Direction: Show each line of the data below that has the string "stiffness" in it.

Available records:
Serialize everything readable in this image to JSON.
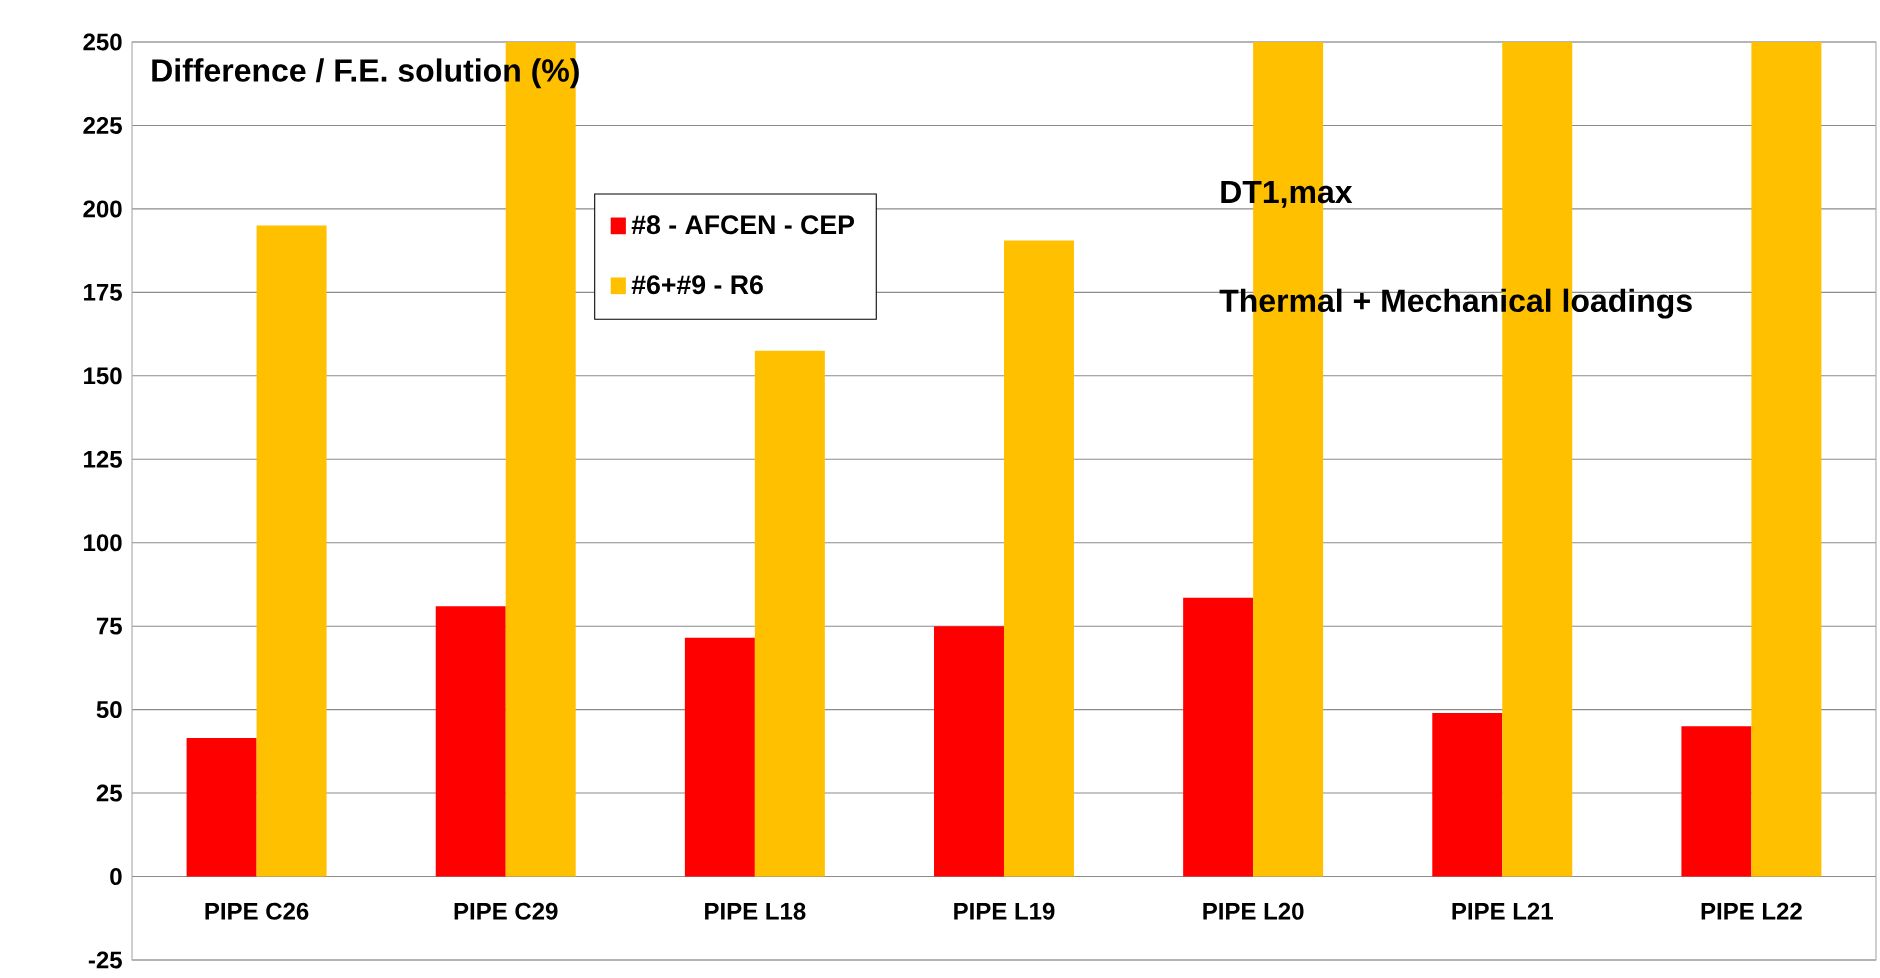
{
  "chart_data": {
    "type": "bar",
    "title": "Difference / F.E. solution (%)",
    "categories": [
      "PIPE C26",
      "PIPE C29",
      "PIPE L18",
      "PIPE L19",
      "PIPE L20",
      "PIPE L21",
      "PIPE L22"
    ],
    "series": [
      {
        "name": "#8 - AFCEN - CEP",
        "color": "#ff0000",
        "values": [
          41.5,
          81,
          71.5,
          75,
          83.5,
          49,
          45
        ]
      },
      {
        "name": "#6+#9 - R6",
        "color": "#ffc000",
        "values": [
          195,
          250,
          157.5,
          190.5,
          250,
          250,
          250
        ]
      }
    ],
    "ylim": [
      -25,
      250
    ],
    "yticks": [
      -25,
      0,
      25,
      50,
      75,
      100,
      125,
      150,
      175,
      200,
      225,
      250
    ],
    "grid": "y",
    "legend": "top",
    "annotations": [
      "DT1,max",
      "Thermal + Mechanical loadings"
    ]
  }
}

* * *

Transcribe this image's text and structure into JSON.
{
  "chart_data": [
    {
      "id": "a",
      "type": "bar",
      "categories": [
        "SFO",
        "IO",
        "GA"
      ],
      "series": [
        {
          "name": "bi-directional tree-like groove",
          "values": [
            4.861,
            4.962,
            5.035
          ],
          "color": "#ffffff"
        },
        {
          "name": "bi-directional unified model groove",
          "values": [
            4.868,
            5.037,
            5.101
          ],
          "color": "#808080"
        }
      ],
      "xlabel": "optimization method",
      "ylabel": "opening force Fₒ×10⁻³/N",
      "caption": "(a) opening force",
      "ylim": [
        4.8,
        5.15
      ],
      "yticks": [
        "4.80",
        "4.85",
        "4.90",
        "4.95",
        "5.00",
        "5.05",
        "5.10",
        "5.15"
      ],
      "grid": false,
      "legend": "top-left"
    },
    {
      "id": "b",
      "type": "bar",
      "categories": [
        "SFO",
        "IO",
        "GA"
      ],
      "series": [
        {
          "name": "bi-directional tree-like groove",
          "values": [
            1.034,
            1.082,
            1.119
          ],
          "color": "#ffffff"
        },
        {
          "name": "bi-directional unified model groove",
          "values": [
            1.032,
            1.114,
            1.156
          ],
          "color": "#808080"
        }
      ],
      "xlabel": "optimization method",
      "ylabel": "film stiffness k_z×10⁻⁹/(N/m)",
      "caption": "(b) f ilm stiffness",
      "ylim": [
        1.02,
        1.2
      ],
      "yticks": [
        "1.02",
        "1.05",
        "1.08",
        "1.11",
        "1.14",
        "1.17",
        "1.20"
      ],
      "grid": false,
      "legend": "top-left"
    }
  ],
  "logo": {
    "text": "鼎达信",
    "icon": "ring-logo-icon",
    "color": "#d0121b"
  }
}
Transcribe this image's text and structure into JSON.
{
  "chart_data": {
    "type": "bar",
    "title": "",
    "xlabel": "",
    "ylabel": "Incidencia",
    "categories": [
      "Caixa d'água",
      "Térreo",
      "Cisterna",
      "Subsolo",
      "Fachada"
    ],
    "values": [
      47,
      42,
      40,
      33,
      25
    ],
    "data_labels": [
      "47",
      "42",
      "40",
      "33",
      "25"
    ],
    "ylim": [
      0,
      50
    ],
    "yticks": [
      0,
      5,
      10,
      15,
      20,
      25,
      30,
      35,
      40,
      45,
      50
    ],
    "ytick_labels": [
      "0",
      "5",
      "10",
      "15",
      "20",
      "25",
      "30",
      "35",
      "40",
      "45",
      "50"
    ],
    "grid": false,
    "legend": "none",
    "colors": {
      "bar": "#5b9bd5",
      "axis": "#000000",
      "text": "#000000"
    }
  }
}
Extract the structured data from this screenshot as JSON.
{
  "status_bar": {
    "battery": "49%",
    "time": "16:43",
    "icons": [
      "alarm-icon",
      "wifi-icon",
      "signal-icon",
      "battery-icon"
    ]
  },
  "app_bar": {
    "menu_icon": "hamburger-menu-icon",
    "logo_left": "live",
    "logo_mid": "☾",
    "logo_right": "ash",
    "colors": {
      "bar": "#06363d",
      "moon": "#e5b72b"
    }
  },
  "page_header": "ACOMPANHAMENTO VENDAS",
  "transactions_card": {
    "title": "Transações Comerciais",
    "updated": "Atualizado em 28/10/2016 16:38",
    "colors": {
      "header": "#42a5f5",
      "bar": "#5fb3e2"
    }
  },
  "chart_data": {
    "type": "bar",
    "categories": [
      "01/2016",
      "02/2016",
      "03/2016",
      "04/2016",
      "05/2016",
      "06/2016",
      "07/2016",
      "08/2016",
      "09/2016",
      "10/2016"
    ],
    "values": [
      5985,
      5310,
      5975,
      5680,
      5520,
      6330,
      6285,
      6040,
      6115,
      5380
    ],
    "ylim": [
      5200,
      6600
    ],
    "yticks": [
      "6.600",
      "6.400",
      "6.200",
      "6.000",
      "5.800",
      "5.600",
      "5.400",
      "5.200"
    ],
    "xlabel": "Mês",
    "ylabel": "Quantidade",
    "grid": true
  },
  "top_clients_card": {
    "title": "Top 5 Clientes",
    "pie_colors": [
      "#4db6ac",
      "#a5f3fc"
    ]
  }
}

...

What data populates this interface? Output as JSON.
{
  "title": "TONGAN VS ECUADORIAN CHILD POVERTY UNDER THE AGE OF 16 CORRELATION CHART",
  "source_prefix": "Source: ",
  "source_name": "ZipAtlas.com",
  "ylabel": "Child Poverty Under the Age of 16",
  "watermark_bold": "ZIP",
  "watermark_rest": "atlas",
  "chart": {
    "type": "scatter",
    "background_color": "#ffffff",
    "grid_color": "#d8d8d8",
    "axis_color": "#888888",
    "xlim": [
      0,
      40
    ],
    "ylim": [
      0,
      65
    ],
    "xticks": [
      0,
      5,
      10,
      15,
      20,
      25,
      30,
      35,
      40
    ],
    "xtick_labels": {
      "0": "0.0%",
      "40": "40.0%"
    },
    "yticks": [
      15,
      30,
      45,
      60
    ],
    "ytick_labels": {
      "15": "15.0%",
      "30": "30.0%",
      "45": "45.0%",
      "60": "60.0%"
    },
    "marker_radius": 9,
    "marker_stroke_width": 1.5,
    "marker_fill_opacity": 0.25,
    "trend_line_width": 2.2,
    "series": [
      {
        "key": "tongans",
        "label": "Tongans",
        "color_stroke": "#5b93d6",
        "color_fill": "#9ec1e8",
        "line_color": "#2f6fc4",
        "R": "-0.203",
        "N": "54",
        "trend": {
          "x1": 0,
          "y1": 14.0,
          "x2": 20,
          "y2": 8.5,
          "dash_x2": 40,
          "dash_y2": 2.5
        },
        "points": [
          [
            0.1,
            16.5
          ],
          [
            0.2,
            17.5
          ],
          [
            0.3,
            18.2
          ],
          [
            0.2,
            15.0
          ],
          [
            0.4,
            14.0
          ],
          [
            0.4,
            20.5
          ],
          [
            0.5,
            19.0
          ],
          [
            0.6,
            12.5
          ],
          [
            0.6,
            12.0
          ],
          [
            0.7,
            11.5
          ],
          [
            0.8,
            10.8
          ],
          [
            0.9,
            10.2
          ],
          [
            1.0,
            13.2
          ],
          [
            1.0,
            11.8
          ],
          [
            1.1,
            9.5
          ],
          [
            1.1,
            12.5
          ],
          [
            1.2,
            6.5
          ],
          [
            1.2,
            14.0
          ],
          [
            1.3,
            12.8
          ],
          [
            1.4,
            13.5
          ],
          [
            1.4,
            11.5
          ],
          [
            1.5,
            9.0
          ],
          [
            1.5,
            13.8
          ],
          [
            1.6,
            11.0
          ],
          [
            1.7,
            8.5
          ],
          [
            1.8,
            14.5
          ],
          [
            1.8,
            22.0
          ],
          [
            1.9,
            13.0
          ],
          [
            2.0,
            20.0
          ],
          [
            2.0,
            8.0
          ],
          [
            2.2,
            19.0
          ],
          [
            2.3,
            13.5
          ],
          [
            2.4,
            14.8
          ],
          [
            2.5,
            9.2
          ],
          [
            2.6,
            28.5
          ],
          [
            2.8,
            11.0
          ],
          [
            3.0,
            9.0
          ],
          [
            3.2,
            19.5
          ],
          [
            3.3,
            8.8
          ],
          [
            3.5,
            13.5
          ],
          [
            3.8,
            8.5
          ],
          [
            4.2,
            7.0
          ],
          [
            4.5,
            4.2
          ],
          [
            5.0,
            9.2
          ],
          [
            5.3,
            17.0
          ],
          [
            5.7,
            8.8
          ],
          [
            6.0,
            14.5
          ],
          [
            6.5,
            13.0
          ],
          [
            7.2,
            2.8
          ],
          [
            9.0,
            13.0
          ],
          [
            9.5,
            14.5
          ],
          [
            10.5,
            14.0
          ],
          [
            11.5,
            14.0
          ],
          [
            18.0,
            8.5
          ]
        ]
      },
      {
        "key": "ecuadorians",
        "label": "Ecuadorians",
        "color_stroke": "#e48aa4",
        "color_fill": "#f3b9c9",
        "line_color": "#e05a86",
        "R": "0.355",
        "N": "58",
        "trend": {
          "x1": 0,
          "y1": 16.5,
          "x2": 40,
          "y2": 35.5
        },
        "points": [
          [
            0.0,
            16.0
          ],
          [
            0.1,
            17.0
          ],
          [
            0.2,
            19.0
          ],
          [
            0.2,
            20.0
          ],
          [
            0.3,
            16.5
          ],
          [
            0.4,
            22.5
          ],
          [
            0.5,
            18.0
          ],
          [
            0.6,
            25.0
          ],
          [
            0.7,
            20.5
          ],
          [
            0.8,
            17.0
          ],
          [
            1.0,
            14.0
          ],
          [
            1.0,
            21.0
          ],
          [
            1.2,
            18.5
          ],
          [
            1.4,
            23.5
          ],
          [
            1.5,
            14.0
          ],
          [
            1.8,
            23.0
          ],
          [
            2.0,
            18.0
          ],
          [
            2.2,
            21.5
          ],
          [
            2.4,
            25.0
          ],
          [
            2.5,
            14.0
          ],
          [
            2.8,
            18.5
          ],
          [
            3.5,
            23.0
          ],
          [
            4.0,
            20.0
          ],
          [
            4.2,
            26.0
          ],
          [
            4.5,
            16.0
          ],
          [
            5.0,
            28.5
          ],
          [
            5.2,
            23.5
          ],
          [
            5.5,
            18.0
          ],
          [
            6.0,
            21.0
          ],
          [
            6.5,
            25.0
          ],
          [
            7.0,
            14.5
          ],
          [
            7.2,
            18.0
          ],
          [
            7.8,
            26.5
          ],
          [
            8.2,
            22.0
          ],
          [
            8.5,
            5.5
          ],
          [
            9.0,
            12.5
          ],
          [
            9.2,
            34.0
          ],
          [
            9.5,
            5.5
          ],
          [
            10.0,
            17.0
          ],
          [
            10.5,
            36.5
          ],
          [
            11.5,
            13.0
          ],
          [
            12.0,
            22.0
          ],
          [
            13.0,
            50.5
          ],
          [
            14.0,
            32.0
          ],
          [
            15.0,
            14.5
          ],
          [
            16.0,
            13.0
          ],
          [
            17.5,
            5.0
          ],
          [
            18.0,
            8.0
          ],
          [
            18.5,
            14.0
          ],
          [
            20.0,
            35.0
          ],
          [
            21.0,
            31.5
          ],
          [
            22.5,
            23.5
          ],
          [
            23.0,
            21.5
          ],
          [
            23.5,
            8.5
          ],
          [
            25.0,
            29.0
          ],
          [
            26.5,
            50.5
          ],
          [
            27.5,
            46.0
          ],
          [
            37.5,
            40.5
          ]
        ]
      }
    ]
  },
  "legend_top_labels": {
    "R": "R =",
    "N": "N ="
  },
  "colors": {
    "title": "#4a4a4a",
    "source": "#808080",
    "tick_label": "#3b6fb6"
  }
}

Task output:
      "ylabel": "film stiffness k_z×10⁻⁹/(N/m)",
      "caption": "(b) f ilm stiffness",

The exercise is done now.